_WHAT YOU SHOULD DO:_ Quote each record exactly, please, leaving none out.

::::

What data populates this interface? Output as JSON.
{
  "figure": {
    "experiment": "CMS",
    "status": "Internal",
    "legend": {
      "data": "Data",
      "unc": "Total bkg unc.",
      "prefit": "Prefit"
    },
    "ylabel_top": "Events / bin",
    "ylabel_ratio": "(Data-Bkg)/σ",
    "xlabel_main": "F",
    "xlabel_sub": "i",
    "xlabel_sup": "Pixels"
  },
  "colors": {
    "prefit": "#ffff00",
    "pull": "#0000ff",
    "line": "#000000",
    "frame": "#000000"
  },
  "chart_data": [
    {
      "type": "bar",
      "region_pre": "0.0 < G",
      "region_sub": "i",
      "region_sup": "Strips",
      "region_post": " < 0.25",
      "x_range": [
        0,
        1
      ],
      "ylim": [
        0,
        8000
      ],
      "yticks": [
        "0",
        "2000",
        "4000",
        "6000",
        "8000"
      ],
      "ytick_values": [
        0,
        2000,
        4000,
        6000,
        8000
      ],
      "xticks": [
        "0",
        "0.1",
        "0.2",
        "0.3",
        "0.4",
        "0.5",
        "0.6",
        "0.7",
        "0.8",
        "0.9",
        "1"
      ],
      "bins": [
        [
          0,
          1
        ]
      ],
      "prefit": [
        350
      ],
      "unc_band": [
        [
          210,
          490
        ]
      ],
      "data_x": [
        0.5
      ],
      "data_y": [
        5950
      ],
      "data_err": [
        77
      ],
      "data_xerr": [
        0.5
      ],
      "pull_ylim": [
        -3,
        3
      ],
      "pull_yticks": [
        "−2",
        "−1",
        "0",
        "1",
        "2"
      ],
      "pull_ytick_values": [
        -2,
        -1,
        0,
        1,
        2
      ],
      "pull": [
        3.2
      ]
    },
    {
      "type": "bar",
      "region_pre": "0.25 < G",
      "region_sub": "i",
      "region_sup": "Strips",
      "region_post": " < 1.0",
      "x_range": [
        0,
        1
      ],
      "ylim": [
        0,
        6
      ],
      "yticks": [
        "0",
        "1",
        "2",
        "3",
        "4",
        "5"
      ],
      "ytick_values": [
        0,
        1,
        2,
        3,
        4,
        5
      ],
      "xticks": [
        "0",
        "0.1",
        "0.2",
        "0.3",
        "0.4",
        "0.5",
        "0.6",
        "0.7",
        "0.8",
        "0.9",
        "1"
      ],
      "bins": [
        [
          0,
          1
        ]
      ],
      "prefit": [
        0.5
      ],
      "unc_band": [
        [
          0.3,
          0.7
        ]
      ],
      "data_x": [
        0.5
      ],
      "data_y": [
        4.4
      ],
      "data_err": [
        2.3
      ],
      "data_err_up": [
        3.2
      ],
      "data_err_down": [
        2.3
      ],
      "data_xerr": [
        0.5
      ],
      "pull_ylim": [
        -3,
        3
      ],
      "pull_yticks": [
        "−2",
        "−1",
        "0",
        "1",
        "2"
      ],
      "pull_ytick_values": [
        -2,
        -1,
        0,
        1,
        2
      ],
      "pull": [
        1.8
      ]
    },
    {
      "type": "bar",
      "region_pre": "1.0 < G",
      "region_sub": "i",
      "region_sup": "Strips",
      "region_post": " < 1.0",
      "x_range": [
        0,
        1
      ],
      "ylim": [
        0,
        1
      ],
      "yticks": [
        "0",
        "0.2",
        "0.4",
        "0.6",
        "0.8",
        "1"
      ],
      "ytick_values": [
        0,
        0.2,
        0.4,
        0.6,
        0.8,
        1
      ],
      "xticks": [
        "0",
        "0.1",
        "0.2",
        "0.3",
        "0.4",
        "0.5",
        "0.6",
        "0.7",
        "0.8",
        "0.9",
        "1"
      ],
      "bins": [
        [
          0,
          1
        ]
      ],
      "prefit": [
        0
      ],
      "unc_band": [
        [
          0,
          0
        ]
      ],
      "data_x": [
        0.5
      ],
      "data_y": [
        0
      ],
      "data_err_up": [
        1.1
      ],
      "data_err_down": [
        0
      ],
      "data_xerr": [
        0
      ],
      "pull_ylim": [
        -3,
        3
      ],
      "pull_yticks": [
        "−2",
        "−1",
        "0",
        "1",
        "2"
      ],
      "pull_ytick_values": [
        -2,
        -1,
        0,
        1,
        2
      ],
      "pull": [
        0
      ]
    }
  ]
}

::::

_ANSWER TO THIS TASK:_
What data populates this interface? Output as JSON.
{
  "figure": {
    "experiment": "CMS",
    "status": "Internal",
    "legend": {
      "data": "Data",
      "unc": "Total bkg unc.",
      "prefit": "Prefit"
    },
    "ylabel_top": "Events / bin",
    "ylabel_ratio": "(Data-Bkg)/σ",
    "xlabel_main": "F",
    "xlabel_sub": "i",
    "xlabel_sup": "Pixels"
  },
  "colors": {
    "prefit": "#ffff00",
    "pull": "#0000ff",
    "line": "#000000",
    "frame": "#000000"
  },
  "chart_data": [
    {
      "type": "bar",
      "region_pre": "0.0 < G",
      "region_sub": "i",
      "region_sup": "Strips",
      "region_post": " < 0.25",
      "x_range": [
        0,
        1
      ],
      "ylim": [
        0,
        8000
      ],
      "yticks": [
        "0",
        "2000",
        "4000",
        "6000",
        "8000"
      ],
      "ytick_values": [
        0,
        2000,
        4000,
        6000,
        8000
      ],
      "xticks": [
        "0",
        "0.1",
        "0.2",
        "0.3",
        "0.4",
        "0.5",
        "0.6",
        "0.7",
        "0.8",
        "0.9",
        "1"
      ],
      "bins": [
        [
          0,
          1
        ]
      ],
      "prefit": [
        350
      ],
      "unc_band": [
        [
          210,
          490
        ]
      ],
      "data_x": [
        0.5
      ],
      "data_y": [
        5950
      ],
      "data_err": [
        77
      ],
      "data_xerr": [
        0.5
      ],
      "pull_ylim": [
        -3,
        3
      ],
      "pull_yticks": [
        "−2",
        "−1",
        "0",
        "1",
        "2"
      ],
      "pull_ytick_values": [
        -2,
        -1,
        0,
        1,
        2
      ],
      "pull": [
        3.2
      ]
    },
    {
      "type": "bar",
      "region_pre": "0.25 < G",
      "region_sub": "i",
      "region_sup": "Strips",
      "region_post": " < 1.0",
      "x_range": [
        0,
        1
      ],
      "ylim": [
        0,
        6
      ],
      "yticks": [
        "0",
        "1",
        "2",
        "3",
        "4",
        "5"
      ],
      "ytick_values": [
        0,
        1,
        2,
        3,
        4,
        5
      ],
      "xticks": [
        "0",
        "0.1",
        "0.2",
        "0.3",
        "0.4",
        "0.5",
        "0.6",
        "0.7",
        "0.8",
        "0.9",
        "1"
      ],
      "bins": [
        [
          0,
          1
        ]
      ],
      "prefit": [
        0.5
      ],
      "unc_band": [
        [
          0.3,
          0.7
        ]
      ],
      "data_x": [
        0.5
      ],
      "data_y": [
        4.4
      ],
      "data_err": [
        2.3
      ],
      "data_err_up": [
        3.2
      ],
      "data_err_down": [
        2.3
      ],
      "data_xerr": [
        0.5
      ],
      "pull_ylim": [
        -3,
        3
      ],
      "pull_yticks": [
        "−2",
        "−1",
        "0",
        "1",
        "2"
      ],
      "pull_ytick_values": [
        -2,
        -1,
        0,
        1,
        2
      ],
      "pull": [
        1.8
      ]
    },
    {
      "type": "bar",
      "region_pre": "1.0 < G",
      "region_sub": "i",
      "region_sup": "Strips",
      "region_post": " < 1.0",
      "x_range": [
        0,
        1
      ],
      "ylim": [
        0,
        1
      ],
      "yticks": [
        "0",
        "0.2",
        "0.4",
        "0.6",
        "0.8",
        "1"
      ],
      "ytick_values": [
        0,
        0.2,
        0.4,
        0.6,
        0.8,
        1
      ],
      "xticks": [
        "0",
        "0.1",
        "0.2",
        "0.3",
        "0.4",
        "0.5",
        "0.6",
        "0.7",
        "0.8",
        "0.9",
        "1"
      ],
      "bins": [
        [
          0,
          1
        ]
      ],
      "prefit": [
        0
      ],
      "unc_band": [
        [
          0,
          0
        ]
      ],
      "data_x": [
        0.5
      ],
      "data_y": [
        0
      ],
      "data_err_up": [
        1.1
      ],
      "data_err_down": [
        0
      ],
      "data_xerr": [
        0
      ],
      "pull_ylim": [
        -3,
        3
      ],
      "pull_yticks": [
        "−2",
        "−1",
        "0",
        "1",
        "2"
      ],
      "pull_ytick_values": [
        -2,
        -1,
        0,
        1,
        2
      ],
      "pull": [
        0
      ]
    }
  ]
}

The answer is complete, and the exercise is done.